[Stored data]
****************

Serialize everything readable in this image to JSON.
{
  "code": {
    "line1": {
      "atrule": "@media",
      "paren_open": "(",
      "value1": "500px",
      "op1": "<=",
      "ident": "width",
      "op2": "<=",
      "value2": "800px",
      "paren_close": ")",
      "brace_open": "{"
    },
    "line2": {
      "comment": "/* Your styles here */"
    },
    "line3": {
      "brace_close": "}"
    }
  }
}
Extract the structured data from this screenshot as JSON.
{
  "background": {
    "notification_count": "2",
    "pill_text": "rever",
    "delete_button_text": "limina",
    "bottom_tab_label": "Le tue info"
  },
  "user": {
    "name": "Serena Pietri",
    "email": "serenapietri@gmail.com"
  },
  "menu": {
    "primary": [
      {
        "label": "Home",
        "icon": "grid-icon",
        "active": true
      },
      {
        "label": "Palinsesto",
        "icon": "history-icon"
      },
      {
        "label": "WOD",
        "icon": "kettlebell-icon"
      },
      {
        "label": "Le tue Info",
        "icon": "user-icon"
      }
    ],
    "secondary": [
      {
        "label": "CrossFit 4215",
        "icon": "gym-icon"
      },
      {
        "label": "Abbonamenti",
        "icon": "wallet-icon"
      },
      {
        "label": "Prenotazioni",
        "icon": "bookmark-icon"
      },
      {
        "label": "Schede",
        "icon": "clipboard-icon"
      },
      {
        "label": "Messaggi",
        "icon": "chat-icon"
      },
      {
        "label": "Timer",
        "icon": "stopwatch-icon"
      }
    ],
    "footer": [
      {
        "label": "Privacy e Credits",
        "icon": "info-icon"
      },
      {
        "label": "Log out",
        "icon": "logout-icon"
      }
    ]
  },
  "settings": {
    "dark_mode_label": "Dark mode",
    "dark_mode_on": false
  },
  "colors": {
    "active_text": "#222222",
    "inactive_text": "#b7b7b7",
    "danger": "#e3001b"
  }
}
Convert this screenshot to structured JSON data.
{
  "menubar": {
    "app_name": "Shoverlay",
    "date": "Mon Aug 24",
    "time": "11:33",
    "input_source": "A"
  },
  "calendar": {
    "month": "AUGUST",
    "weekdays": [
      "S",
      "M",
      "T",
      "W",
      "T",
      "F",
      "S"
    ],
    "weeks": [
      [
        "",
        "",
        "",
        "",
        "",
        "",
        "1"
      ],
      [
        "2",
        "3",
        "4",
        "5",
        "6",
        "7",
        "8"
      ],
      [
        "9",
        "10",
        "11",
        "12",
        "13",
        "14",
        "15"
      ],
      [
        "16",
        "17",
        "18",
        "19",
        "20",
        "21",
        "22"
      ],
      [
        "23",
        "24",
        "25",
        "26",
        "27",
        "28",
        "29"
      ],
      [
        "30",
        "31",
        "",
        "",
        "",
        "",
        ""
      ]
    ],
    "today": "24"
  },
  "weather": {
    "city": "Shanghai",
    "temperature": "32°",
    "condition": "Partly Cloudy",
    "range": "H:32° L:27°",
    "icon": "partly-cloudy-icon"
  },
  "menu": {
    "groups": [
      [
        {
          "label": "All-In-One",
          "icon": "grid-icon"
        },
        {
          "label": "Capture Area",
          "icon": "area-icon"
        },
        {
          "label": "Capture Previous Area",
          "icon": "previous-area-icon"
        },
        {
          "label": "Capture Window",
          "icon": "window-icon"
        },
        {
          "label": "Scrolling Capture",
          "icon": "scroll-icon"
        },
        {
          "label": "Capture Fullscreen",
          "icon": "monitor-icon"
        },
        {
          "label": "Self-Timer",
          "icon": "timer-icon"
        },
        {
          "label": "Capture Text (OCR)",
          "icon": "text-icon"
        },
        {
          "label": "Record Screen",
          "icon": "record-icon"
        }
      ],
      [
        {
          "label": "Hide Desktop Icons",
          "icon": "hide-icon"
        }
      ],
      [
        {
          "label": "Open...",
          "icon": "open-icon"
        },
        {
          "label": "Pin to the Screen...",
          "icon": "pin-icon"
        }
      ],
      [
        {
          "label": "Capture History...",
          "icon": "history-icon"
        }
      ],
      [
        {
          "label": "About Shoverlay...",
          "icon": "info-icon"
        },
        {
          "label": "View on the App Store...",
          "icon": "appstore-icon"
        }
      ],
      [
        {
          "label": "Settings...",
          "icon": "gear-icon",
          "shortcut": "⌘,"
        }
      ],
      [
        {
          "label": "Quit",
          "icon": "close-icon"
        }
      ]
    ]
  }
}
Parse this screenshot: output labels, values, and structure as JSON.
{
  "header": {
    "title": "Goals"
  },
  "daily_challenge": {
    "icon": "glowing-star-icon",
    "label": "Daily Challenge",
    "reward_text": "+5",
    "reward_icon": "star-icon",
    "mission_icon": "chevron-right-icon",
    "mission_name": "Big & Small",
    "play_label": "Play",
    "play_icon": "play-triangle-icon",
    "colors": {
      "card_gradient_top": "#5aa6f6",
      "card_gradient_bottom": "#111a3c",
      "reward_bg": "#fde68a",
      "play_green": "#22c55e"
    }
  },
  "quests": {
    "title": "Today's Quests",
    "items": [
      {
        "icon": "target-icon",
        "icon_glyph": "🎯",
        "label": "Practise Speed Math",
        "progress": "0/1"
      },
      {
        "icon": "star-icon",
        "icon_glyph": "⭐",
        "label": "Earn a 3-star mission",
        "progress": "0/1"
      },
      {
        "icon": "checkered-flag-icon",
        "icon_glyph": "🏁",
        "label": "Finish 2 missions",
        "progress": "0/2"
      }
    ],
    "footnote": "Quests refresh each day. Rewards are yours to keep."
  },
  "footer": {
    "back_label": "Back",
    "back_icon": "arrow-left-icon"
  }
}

****************

Brief:
Pull out each line containing the word "Shoverlay" and copy it.

Result of the task:
    "app_name": "Shoverlay",
          "label": "About Shoverlay...",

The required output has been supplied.